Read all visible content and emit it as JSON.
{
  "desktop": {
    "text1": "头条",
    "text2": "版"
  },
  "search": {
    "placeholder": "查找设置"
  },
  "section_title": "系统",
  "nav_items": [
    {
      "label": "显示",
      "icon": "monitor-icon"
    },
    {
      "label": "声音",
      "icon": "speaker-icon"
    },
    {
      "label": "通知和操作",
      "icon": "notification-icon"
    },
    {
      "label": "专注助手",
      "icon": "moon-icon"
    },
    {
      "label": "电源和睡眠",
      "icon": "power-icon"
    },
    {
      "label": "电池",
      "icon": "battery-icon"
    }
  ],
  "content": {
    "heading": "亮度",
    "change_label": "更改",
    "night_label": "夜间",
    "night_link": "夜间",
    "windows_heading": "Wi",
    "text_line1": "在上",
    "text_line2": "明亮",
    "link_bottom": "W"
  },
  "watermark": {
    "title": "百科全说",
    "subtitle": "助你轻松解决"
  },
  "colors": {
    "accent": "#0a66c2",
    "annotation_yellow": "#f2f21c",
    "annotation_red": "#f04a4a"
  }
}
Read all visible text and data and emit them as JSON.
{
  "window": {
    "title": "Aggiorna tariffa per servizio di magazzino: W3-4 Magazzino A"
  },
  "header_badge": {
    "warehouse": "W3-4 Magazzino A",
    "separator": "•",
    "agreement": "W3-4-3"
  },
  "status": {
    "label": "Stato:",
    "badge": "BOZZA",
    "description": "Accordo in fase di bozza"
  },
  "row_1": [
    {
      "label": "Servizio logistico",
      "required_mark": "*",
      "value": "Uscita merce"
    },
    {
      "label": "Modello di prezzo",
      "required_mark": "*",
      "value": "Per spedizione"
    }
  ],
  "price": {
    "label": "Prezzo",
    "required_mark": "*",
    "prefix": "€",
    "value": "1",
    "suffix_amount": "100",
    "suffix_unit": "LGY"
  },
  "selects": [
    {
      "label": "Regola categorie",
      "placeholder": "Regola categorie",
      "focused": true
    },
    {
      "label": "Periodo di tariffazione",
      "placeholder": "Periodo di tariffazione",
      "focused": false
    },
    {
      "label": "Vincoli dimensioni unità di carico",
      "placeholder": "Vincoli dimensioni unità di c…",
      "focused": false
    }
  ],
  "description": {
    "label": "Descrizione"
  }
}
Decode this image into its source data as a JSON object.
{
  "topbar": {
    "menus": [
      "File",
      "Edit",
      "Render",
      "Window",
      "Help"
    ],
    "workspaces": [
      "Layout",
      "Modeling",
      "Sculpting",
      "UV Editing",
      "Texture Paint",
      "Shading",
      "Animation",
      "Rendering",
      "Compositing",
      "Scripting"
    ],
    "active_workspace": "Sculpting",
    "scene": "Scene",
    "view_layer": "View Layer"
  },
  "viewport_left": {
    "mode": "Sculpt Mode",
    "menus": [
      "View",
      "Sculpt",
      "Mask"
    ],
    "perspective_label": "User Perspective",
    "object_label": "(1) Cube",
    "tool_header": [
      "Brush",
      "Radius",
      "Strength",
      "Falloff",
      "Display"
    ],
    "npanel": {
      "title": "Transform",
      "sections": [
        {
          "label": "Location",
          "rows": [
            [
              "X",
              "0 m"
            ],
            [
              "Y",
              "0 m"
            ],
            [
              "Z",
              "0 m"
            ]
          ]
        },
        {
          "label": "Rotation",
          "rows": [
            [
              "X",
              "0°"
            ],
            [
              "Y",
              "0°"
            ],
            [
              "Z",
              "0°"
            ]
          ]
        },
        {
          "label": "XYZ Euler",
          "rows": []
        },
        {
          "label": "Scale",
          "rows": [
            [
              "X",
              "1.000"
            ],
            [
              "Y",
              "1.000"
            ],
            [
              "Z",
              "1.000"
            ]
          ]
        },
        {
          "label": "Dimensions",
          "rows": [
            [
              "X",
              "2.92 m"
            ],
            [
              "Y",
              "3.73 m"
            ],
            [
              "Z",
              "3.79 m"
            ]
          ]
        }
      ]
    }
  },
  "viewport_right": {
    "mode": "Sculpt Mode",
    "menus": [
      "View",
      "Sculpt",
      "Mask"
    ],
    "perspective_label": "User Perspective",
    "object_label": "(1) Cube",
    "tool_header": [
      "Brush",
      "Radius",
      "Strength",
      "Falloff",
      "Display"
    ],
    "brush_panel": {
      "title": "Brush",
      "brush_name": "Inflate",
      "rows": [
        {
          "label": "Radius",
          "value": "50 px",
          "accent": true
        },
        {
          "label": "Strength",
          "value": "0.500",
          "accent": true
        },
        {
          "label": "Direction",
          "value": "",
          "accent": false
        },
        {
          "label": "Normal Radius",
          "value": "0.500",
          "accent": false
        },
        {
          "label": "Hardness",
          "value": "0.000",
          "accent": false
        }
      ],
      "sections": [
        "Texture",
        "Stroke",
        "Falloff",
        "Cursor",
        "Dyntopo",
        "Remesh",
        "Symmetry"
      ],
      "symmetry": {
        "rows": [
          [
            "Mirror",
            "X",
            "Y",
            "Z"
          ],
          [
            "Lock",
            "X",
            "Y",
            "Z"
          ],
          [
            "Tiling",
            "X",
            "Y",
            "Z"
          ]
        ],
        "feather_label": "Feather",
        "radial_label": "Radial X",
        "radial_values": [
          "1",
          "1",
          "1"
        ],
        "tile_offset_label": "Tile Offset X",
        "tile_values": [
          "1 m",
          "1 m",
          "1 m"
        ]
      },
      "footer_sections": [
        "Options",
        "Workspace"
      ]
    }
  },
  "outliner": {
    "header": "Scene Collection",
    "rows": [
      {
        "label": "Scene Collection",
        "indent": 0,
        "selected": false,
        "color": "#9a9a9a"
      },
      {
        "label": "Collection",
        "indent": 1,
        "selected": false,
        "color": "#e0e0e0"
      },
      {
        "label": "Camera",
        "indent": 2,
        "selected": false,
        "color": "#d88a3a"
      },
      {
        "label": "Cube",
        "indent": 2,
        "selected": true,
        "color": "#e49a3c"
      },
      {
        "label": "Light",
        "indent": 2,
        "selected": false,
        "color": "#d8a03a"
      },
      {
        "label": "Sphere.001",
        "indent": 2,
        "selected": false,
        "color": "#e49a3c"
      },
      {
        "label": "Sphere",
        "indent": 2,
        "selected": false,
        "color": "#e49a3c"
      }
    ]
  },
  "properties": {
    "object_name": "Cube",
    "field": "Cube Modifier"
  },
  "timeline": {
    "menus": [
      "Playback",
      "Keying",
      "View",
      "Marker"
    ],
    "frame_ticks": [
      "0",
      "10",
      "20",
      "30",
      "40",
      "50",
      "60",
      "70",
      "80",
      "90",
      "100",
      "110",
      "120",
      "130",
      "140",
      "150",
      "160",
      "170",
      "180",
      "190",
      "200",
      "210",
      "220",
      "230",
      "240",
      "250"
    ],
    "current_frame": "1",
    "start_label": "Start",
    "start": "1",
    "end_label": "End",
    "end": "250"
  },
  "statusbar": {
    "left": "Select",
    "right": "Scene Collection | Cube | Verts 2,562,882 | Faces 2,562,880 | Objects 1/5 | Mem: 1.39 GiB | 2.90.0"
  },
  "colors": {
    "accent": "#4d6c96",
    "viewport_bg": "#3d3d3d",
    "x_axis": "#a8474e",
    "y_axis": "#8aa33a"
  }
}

# EXERCISE GOAL
Pull out all lines containing the word "JSON" from the entries above.

# EXERCISE ANSWER
Read all visible content and emit it as JSON.
Read all visible text and data and emit them as JSON.
Decode this image into its source data as a JSON object.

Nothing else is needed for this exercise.